Requirement 1
According to the text on Nicrophorus defodiens, who described the species, and in what year?
Requirement 2
Pick up the text on the burying beetle Nicrophorus defodiens after its final sentence and continue writing it.

Text for analysis
────
Scientific classification
- Kingdom: Animalia
- Phylum: Arthropoda
- Clade: Pancrustacea
- Class: Insecta
- Order: Coleoptera
- Suborder: Polyphaga
- Infraorder: Staphyliniformia
- Family: Staphylinidae
- Genus: Nicrophorus
- Species: N. defodiens
- Binomial name: Nicrophorus defodiens Mannerheim, 1846
- Synonyms: Necrophorus [sic] defodiens Mannerheim, 1846; Necrophorus [sic] pollinctor LeConte, 1854 (Preocc.); Necrophorus [sic] conversator Walker, 1866; Necrophorus [sic] plagiatus Motschulsky, 1870 (Preocc.); Necrophorus [sic] vespilloides v. lateralis Portevin, 1903;

= Nicrophorus defodiens =

- Authority: Mannerheim, 1846
- Conservation status: G5
- Synonyms: Necrophorus [sic] defodiens Mannerheim, 1846, Necrophorus [sic] pollinctor LeConte, 1854 (Preocc.), Necrophorus [sic] conversator Walker, 1866, Necrophorus [sic] plagiatus Motschulsky, 1870 (Preocc.), Necrophorus [sic] vespilloides v. lateralis Portevin, 1903

Species of beetle

Nicrophorus defodiens is a species of burying beetle described by Carl Gustaf Mannerheim in 1846.
────
Document layout detection data
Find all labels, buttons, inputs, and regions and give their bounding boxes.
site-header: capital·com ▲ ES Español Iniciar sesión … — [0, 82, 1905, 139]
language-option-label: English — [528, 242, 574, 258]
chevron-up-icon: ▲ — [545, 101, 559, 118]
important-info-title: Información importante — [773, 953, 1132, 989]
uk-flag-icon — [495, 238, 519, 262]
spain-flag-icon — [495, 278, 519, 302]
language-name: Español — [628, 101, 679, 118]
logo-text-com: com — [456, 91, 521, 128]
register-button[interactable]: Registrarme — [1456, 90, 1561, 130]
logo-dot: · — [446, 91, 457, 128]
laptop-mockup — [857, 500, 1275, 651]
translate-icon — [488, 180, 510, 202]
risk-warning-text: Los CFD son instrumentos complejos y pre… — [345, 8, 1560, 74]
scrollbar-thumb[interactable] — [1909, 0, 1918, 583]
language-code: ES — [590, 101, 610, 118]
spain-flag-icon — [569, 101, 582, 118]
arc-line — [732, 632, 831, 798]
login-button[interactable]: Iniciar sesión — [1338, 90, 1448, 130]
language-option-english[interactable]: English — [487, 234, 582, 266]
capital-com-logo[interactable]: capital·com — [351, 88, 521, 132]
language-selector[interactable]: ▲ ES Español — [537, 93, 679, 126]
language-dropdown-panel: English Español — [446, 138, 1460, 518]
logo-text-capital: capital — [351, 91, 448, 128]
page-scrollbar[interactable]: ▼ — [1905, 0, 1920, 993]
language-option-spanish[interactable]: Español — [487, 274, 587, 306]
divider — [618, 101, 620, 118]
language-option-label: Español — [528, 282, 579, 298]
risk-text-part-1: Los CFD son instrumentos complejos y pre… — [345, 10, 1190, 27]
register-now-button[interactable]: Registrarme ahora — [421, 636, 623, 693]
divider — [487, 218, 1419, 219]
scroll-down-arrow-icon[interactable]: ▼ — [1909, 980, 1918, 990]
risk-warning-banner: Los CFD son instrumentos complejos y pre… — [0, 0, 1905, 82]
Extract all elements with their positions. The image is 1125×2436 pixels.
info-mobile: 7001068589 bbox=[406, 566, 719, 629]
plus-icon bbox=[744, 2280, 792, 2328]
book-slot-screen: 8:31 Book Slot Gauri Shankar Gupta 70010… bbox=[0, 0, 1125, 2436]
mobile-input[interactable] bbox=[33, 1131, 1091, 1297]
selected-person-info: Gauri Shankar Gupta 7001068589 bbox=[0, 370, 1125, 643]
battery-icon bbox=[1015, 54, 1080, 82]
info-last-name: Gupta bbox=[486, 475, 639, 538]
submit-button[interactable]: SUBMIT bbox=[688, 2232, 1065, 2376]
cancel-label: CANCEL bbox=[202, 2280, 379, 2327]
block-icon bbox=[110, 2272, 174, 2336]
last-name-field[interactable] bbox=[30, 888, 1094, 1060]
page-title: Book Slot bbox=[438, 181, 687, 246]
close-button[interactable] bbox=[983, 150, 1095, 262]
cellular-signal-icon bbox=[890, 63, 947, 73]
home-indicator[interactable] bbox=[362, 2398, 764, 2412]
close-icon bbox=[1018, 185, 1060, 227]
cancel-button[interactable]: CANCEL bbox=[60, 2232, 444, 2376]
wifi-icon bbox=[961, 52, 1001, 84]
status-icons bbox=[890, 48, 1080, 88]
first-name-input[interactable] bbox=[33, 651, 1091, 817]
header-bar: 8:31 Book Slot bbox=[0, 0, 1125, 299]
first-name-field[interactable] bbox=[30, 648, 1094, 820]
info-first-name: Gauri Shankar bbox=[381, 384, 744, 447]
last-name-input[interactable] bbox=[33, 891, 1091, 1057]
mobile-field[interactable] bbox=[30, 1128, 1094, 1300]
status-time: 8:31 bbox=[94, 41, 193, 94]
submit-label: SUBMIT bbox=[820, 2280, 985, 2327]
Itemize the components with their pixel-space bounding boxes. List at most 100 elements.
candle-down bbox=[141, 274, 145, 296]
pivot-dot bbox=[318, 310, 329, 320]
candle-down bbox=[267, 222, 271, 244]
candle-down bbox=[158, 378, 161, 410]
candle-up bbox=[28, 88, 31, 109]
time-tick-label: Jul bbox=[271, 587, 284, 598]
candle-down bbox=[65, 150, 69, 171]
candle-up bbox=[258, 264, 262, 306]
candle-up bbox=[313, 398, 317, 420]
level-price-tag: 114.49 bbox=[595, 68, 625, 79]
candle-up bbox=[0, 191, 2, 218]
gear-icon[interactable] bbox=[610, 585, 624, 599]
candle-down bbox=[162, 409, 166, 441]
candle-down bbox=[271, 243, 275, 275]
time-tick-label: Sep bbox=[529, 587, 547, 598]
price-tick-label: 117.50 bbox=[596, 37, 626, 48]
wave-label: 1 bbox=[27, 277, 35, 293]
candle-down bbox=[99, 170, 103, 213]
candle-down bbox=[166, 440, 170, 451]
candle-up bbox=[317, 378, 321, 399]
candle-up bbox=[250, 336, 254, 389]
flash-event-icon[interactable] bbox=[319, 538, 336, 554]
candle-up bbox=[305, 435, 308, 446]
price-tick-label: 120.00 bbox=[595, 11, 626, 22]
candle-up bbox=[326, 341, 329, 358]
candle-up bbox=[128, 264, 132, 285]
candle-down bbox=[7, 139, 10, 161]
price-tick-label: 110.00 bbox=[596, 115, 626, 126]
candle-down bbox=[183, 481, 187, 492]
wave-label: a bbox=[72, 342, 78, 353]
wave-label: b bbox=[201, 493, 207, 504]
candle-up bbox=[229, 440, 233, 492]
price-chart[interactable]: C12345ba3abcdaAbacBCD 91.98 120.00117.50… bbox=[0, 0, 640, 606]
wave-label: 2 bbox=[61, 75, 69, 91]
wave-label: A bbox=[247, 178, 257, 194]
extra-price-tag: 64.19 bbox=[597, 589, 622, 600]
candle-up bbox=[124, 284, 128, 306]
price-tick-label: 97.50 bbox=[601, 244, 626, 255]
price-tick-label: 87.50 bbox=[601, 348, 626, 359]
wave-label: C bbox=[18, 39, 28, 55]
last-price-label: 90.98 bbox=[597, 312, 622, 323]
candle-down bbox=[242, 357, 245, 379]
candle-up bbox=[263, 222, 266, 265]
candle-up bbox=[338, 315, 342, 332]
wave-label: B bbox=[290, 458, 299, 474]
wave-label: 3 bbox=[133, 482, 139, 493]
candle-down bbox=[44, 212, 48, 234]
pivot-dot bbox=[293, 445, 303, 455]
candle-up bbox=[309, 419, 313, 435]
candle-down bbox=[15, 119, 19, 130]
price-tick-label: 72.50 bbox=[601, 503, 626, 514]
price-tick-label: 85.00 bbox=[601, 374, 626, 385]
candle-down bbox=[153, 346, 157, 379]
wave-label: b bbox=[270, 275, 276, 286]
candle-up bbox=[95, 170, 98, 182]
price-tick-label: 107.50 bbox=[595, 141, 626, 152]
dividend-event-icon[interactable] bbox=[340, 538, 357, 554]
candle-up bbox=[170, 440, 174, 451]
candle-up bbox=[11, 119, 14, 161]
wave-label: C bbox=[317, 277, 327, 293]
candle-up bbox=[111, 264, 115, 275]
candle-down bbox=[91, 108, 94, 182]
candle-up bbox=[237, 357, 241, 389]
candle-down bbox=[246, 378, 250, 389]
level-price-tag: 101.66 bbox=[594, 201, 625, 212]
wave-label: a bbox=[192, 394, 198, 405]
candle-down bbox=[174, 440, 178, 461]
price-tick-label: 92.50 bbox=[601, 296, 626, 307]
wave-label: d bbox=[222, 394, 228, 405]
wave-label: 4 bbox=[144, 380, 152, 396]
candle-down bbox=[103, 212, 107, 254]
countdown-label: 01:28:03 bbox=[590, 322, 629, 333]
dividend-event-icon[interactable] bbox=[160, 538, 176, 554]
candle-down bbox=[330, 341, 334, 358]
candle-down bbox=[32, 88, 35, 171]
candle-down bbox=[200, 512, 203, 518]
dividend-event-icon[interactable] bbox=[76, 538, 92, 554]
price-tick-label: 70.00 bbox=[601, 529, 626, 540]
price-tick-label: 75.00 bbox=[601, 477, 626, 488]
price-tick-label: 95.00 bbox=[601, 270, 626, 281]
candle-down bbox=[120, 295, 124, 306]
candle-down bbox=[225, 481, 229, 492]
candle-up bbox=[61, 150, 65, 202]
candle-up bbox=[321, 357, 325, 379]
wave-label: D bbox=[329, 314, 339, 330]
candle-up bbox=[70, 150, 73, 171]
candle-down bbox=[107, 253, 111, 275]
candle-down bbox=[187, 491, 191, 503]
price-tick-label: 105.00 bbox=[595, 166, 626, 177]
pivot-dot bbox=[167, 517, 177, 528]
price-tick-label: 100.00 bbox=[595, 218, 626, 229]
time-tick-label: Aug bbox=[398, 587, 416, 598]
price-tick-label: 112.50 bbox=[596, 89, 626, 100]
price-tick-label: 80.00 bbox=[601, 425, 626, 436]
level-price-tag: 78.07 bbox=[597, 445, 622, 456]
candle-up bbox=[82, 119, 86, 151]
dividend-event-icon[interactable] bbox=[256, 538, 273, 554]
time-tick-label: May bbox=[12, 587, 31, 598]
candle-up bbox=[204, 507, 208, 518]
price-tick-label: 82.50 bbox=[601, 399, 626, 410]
────
Exercise answer 1
Carl Gustaf Mannerheim described it in 1846.

Exercise answer 2
In 2012, N. defodiens was found to be one of at least two burying beetles which can breed in the forest canopy.

==Biology==
When it comes to mating, the males of N. defodiens use a pheromonal signal to attract their mate. During the mating period females often bite males. When copulation is over, the males' pheromone emission is resumed, but the female attempts to obstruct the male from attracting any additional females, thus imposing monogamy on the male.
Unlike N. orbicollis this species produces twice as many eggs (roughly 23.9 in total).